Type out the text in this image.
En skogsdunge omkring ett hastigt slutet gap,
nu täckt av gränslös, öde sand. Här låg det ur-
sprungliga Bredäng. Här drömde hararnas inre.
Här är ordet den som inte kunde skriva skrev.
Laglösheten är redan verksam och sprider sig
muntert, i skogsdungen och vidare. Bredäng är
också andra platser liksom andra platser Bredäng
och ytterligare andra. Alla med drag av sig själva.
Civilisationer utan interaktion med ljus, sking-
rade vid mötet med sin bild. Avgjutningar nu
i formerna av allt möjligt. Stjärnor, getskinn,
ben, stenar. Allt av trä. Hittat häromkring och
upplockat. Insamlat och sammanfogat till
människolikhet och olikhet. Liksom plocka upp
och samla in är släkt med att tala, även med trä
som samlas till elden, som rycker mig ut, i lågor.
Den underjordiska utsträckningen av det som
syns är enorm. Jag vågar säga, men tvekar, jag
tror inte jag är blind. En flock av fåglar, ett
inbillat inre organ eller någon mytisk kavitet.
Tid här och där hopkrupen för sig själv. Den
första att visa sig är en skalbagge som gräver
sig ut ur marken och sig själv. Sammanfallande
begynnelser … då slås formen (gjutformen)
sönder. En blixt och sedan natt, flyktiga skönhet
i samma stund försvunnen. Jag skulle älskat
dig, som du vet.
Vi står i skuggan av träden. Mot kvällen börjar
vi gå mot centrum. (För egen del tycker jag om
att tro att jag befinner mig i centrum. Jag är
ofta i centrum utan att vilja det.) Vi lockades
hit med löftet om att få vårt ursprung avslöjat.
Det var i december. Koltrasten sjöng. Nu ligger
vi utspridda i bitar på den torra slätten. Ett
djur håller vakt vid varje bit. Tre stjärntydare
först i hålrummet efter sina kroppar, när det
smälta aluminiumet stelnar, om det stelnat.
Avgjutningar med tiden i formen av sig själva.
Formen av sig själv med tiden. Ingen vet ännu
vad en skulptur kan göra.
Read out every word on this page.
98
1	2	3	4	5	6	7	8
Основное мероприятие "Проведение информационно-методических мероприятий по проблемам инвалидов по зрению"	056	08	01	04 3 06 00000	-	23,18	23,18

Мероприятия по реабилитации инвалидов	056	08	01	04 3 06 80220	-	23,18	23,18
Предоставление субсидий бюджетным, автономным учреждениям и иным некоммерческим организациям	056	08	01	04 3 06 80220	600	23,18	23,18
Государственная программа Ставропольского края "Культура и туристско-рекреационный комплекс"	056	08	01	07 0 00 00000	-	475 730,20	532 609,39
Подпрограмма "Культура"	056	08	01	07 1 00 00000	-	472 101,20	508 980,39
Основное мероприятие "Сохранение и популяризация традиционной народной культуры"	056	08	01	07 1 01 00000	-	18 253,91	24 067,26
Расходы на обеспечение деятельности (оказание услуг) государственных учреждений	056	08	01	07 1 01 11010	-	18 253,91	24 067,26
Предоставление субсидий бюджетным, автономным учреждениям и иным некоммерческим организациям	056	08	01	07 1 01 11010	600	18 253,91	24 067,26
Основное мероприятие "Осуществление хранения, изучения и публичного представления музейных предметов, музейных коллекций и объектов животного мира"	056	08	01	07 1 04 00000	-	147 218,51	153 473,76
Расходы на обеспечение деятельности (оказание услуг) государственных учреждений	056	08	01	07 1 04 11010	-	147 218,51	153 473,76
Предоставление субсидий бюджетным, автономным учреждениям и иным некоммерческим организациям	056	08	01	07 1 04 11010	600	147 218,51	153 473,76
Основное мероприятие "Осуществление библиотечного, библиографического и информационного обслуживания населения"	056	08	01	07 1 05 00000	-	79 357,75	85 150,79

===============

Aim of the task
Filter out all lines lacking the word "Bredäng" and copy the rest.

The response
sprungliga Bredäng. Här drömde hararnas inre.
muntert, i skogsdungen och vidare. Bredäng är
också andra platser liksom andra platser Bredäng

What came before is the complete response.